**EXERCISE REQUIREMENTS:**
Below is a block of records; return all of them exactly, but without the images.

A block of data
────────────────────

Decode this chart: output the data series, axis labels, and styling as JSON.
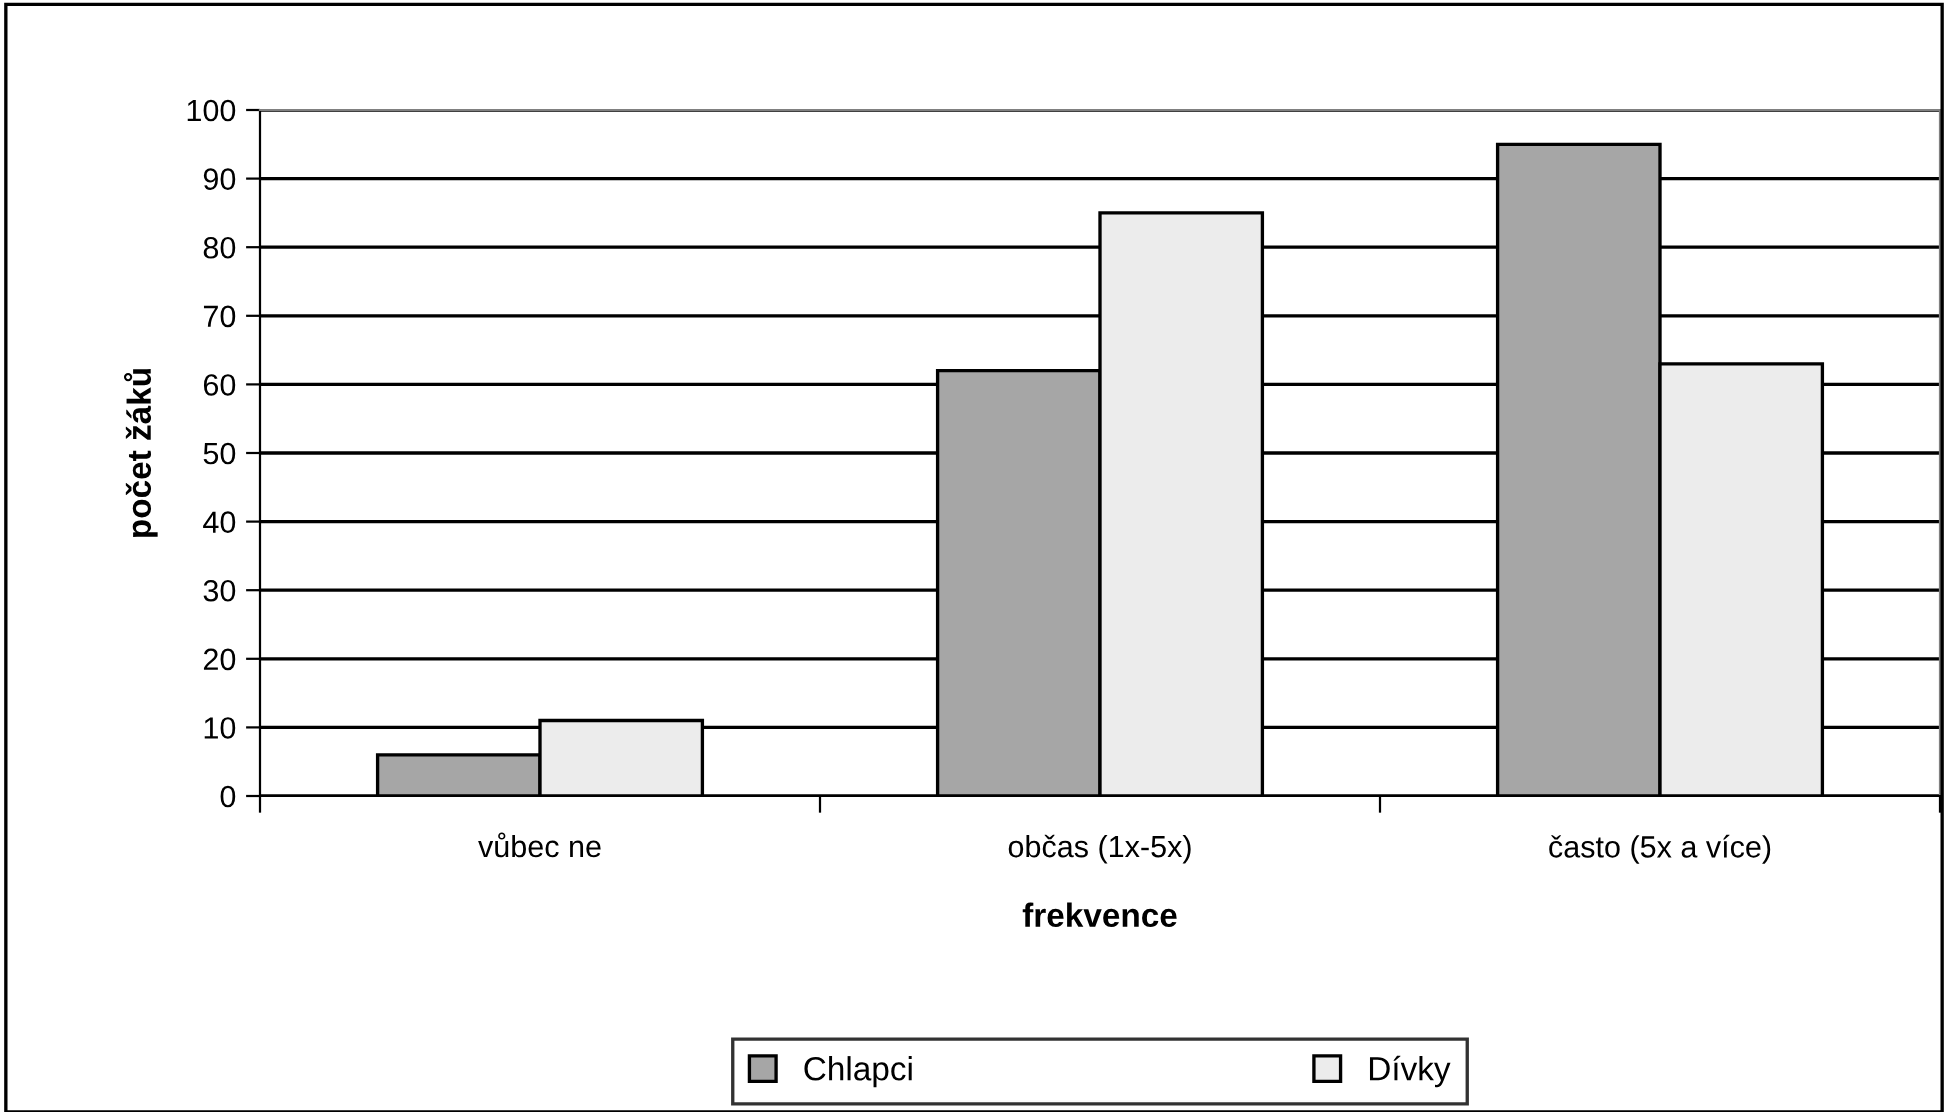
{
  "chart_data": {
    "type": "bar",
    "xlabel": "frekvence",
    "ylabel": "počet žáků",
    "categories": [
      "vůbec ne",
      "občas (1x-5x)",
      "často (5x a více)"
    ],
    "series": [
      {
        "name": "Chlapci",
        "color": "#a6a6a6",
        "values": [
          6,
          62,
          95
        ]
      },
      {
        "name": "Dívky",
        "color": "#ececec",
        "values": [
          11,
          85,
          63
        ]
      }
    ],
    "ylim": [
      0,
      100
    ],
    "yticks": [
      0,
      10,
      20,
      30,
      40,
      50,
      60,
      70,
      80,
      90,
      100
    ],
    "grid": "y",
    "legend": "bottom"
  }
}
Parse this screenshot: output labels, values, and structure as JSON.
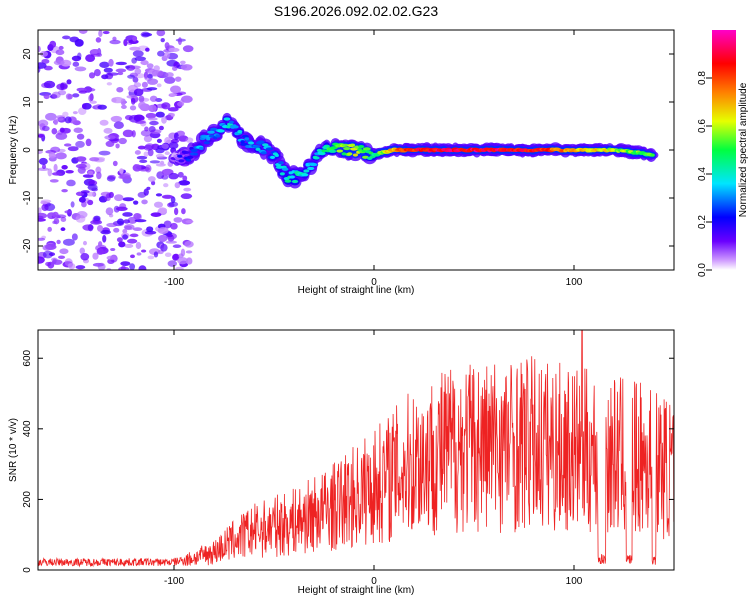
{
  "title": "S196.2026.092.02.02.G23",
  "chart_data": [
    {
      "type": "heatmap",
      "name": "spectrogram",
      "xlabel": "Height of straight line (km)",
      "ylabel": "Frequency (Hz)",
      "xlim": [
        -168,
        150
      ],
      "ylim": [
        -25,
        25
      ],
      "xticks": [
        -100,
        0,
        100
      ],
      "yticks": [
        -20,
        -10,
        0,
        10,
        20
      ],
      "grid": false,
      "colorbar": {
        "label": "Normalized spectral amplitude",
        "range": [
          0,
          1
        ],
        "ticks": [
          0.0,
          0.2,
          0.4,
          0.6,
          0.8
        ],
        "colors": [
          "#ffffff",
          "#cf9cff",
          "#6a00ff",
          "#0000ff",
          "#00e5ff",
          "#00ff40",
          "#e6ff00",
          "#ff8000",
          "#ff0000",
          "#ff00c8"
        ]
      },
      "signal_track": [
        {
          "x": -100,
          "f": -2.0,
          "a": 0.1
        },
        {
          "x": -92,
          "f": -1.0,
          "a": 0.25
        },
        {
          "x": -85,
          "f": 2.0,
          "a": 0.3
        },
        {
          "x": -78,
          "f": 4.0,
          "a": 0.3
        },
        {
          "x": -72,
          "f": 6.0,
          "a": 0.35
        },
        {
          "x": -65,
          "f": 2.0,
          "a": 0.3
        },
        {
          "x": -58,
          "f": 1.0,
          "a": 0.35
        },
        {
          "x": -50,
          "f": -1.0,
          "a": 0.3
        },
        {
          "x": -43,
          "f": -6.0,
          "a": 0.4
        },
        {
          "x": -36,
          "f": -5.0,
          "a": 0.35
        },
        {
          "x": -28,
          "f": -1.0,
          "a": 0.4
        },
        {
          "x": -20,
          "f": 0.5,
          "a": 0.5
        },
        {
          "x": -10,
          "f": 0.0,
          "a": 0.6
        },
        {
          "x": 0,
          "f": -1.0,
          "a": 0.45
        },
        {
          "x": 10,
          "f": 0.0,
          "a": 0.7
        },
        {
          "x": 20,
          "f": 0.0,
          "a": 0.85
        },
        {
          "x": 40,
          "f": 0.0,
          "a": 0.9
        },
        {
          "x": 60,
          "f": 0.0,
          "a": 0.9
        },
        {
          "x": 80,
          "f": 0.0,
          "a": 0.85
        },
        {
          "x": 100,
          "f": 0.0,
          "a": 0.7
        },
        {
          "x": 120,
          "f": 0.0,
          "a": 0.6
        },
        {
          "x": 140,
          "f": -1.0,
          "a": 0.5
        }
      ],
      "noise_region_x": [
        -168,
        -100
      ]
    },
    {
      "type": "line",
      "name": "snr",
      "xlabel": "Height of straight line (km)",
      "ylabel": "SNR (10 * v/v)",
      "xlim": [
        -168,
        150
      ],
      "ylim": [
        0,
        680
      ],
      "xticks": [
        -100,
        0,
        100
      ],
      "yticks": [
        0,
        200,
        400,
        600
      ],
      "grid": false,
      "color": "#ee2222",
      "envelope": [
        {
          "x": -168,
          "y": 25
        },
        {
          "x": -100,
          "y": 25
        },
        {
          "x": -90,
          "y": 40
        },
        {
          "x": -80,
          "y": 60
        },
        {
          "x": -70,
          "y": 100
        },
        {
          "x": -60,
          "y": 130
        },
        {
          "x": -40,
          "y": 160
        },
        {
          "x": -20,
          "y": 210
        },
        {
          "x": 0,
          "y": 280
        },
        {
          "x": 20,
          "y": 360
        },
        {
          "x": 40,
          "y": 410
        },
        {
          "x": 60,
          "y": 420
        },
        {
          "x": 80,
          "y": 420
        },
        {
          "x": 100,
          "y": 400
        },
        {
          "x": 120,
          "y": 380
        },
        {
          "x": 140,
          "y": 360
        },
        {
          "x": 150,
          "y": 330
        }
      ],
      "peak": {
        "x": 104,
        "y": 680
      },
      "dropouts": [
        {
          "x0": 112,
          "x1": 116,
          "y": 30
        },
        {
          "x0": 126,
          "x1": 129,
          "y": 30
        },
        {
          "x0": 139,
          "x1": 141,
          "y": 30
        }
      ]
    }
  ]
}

────────────────────

**THE ANSWER:**
Decode this chart: output the data series, axis labels, and styling as JSON.
{
  "chart_data": {
    "type": "bar",
    "xlabel": "frekvence",
    "ylabel": "počet žáků",
    "categories": [
      "vůbec ne",
      "občas (1x-5x)",
      "často (5x a více)"
    ],
    "series": [
      {
        "name": "Chlapci",
        "color": "#a6a6a6",
        "values": [
          6,
          62,
          95
        ]
      },
      {
        "name": "Dívky",
        "color": "#ececec",
        "values": [
          11,
          85,
          63
        ]
      }
    ],
    "ylim": [
      0,
      100
    ],
    "yticks": [
      0,
      10,
      20,
      30,
      40,
      50,
      60,
      70,
      80,
      90,
      100
    ],
    "grid": "y",
    "legend": "bottom"
  }
}
Parse this screenshot: output labels, values, and structure as JSON.
{
  "title": "S196.2026.092.02.02.G23",
  "chart_data": [
    {
      "type": "heatmap",
      "name": "spectrogram",
      "xlabel": "Height of straight line (km)",
      "ylabel": "Frequency (Hz)",
      "xlim": [
        -168,
        150
      ],
      "ylim": [
        -25,
        25
      ],
      "xticks": [
        -100,
        0,
        100
      ],
      "yticks": [
        -20,
        -10,
        0,
        10,
        20
      ],
      "grid": false,
      "colorbar": {
        "label": "Normalized spectral amplitude",
        "range": [
          0,
          1
        ],
        "ticks": [
          0.0,
          0.2,
          0.4,
          0.6,
          0.8
        ],
        "colors": [
          "#ffffff",
          "#cf9cff",
          "#6a00ff",
          "#0000ff",
          "#00e5ff",
          "#00ff40",
          "#e6ff00",
          "#ff8000",
          "#ff0000",
          "#ff00c8"
        ]
      },
      "signal_track": [
        {
          "x": -100,
          "f": -2.0,
          "a": 0.1
        },
        {
          "x": -92,
          "f": -1.0,
          "a": 0.25
        },
        {
          "x": -85,
          "f": 2.0,
          "a": 0.3
        },
        {
          "x": -78,
          "f": 4.0,
          "a": 0.3
        },
        {
          "x": -72,
          "f": 6.0,
          "a": 0.35
        },
        {
          "x": -65,
          "f": 2.0,
          "a": 0.3
        },
        {
          "x": -58,
          "f": 1.0,
          "a": 0.35
        },
        {
          "x": -50,
          "f": -1.0,
          "a": 0.3
        },
        {
          "x": -43,
          "f": -6.0,
          "a": 0.4
        },
        {
          "x": -36,
          "f": -5.0,
          "a": 0.35
        },
        {
          "x": -28,
          "f": -1.0,
          "a": 0.4
        },
        {
          "x": -20,
          "f": 0.5,
          "a": 0.5
        },
        {
          "x": -10,
          "f": 0.0,
          "a": 0.6
        },
        {
          "x": 0,
          "f": -1.0,
          "a": 0.45
        },
        {
          "x": 10,
          "f": 0.0,
          "a": 0.7
        },
        {
          "x": 20,
          "f": 0.0,
          "a": 0.85
        },
        {
          "x": 40,
          "f": 0.0,
          "a": 0.9
        },
        {
          "x": 60,
          "f": 0.0,
          "a": 0.9
        },
        {
          "x": 80,
          "f": 0.0,
          "a": 0.85
        },
        {
          "x": 100,
          "f": 0.0,
          "a": 0.7
        },
        {
          "x": 120,
          "f": 0.0,
          "a": 0.6
        },
        {
          "x": 140,
          "f": -1.0,
          "a": 0.5
        }
      ],
      "noise_region_x": [
        -168,
        -100
      ]
    },
    {
      "type": "line",
      "name": "snr",
      "xlabel": "Height of straight line (km)",
      "ylabel": "SNR (10 * v/v)",
      "xlim": [
        -168,
        150
      ],
      "ylim": [
        0,
        680
      ],
      "xticks": [
        -100,
        0,
        100
      ],
      "yticks": [
        0,
        200,
        400,
        600
      ],
      "grid": false,
      "color": "#ee2222",
      "envelope": [
        {
          "x": -168,
          "y": 25
        },
        {
          "x": -100,
          "y": 25
        },
        {
          "x": -90,
          "y": 40
        },
        {
          "x": -80,
          "y": 60
        },
        {
          "x": -70,
          "y": 100
        },
        {
          "x": -60,
          "y": 130
        },
        {
          "x": -40,
          "y": 160
        },
        {
          "x": -20,
          "y": 210
        },
        {
          "x": 0,
          "y": 280
        },
        {
          "x": 20,
          "y": 360
        },
        {
          "x": 40,
          "y": 410
        },
        {
          "x": 60,
          "y": 420
        },
        {
          "x": 80,
          "y": 420
        },
        {
          "x": 100,
          "y": 400
        },
        {
          "x": 120,
          "y": 380
        },
        {
          "x": 140,
          "y": 360
        },
        {
          "x": 150,
          "y": 330
        }
      ],
      "peak": {
        "x": 104,
        "y": 680
      },
      "dropouts": [
        {
          "x0": 112,
          "x1": 116,
          "y": 30
        },
        {
          "x0": 126,
          "x1": 129,
          "y": 30
        },
        {
          "x0": 139,
          "x1": 141,
          "y": 30
        }
      ]
    }
  ]
}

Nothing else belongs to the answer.